Dataset entries:
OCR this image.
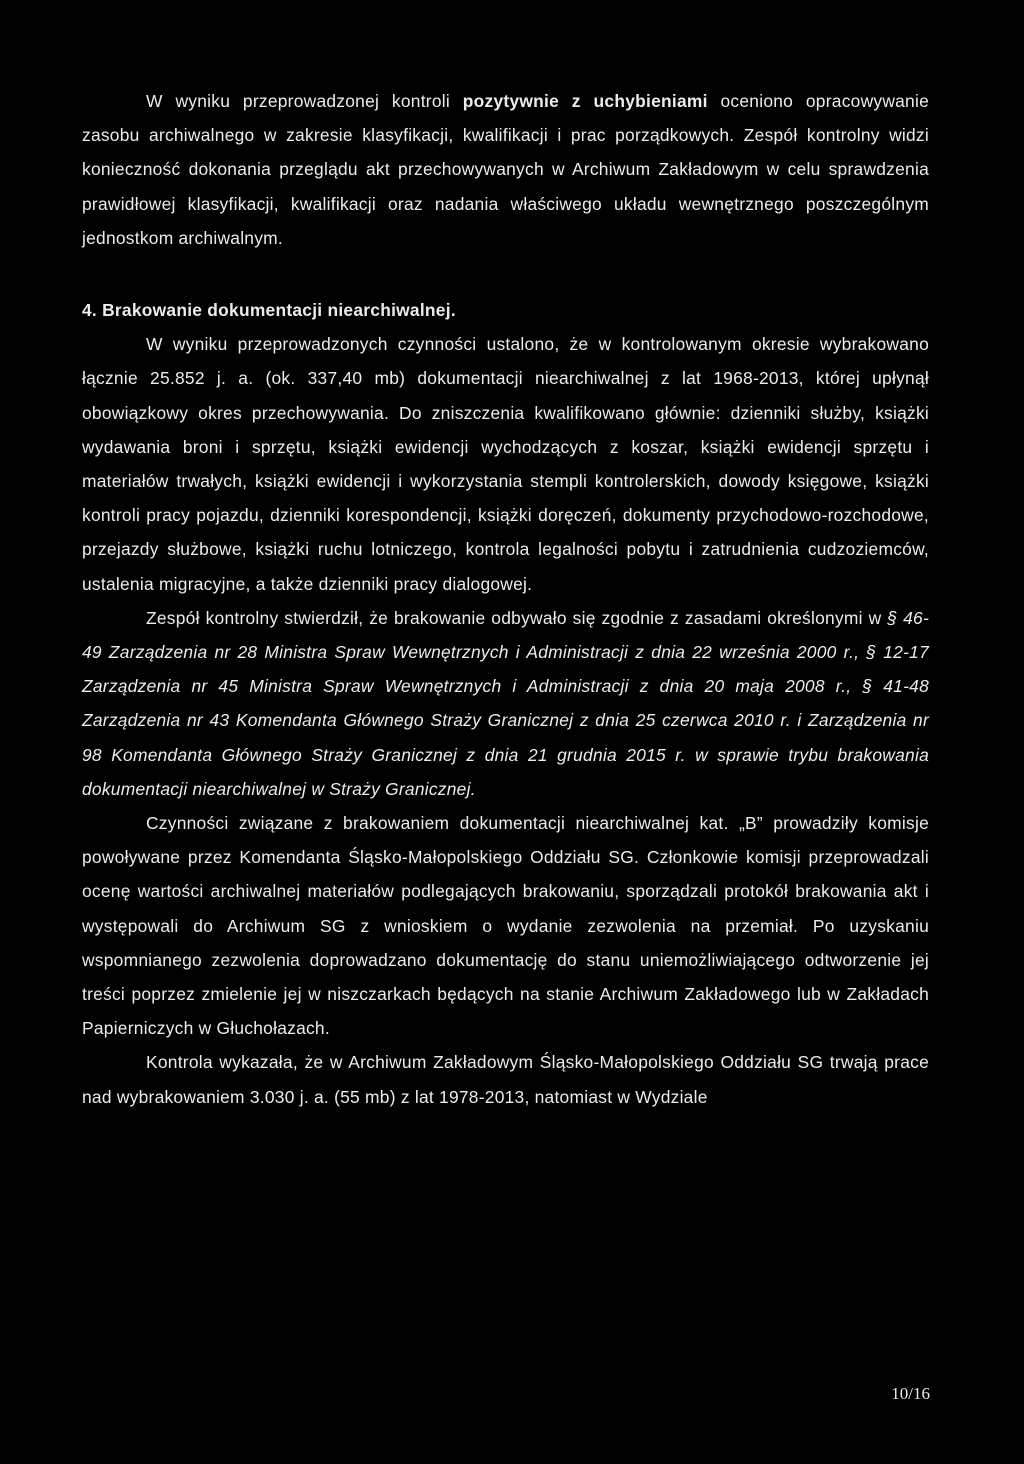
W wyniku przeprowadzonej kontroli pozytywnie z uchybieniami oceniono opracowywanie zasobu archiwalnego w zakresie klasyfikacji, kwalifikacji i prac porządkowych. Zespół kontrolny widzi konieczność dokonania przeglądu akt przechowywanych w Archiwum Zakładowym w celu sprawdzenia prawidłowej klasyfikacji, kwalifikacji oraz nadania właściwego układu wewnętrznego poszczególnym jednostkom archiwalnym.

4. Brakowanie dokumentacji niearchiwalnej.

W wyniku przeprowadzonych czynności ustalono, że w kontrolowanym okresie wybrakowano łącznie 25.852 j. a. (ok. 337,40 mb) dokumentacji niearchiwalnej z lat 1968-2013, której upłynął obowiązkowy okres przechowywania. Do zniszczenia kwalifikowano głównie: dzienniki służby, książki wydawania broni i sprzętu, książki ewidencji wychodzących z koszar, książki ewidencji sprzętu i materiałów trwałych, książki ewidencji i wykorzystania stempli kontrolerskich, dowody księgowe, książki kontroli pracy pojazdu, dzienniki korespondencji, książki doręczeń, dokumenty przychodowo-rozchodowe, przejazdy służbowe, książki ruchu lotniczego, kontrola legalności pobytu i zatrudnienia cudzoziemców, ustalenia migracyjne, a także dzienniki pracy dialogowej.

Zespół kontrolny stwierdził, że brakowanie odbywało się zgodnie z zasadami określonymi w § 46-49 Zarządzenia nr 28 Ministra Spraw Wewnętrznych i Administracji z dnia 22 września 2000 r., § 12-17 Zarządzenia nr 45 Ministra Spraw Wewnętrznych i Administracji z dnia 20 maja 2008 r., § 41-48 Zarządzenia nr 43 Komendanta Głównego Straży Granicznej z dnia 25 czerwca 2010 r. i Zarządzenia nr 98 Komendanta Głównego Straży Granicznej z dnia 21 grudnia 2015 r. w sprawie trybu brakowania dokumentacji niearchiwalnej w Straży Granicznej.

Czynności związane z brakowaniem dokumentacji niearchiwalnej kat. „B” prowadziły komisje powoływane przez Komendanta Śląsko-Małopolskiego Oddziału SG. Członkowie komisji przeprowadzali ocenę wartości archiwalnej materiałów podlegających brakowaniu, sporządzali protokół brakowania akt i występowali do Archiwum SG z wnioskiem o wydanie zezwolenia na przemiał. Po uzyskaniu wspomnianego zezwolenia doprowadzano dokumentację do stanu uniemożliwiającego odtworzenie jej treści poprzez zmielenie jej w niszczarkach będących na stanie Archiwum Zakładowego lub w Zakładach Papierniczych w Głuchołazach.

Kontrola wykazała, że w Archiwum Zakładowym Śląsko-Małopolskiego Oddziału SG trwają prace nad wybrakowaniem 3.030 j. a. (55 mb) z lat 1978-2013, natomiast w Wydziale

10/16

## To be done
Check every line of the records above for the string "Komendanta" and say how many contain it, giving the number alone.

## Written reply
2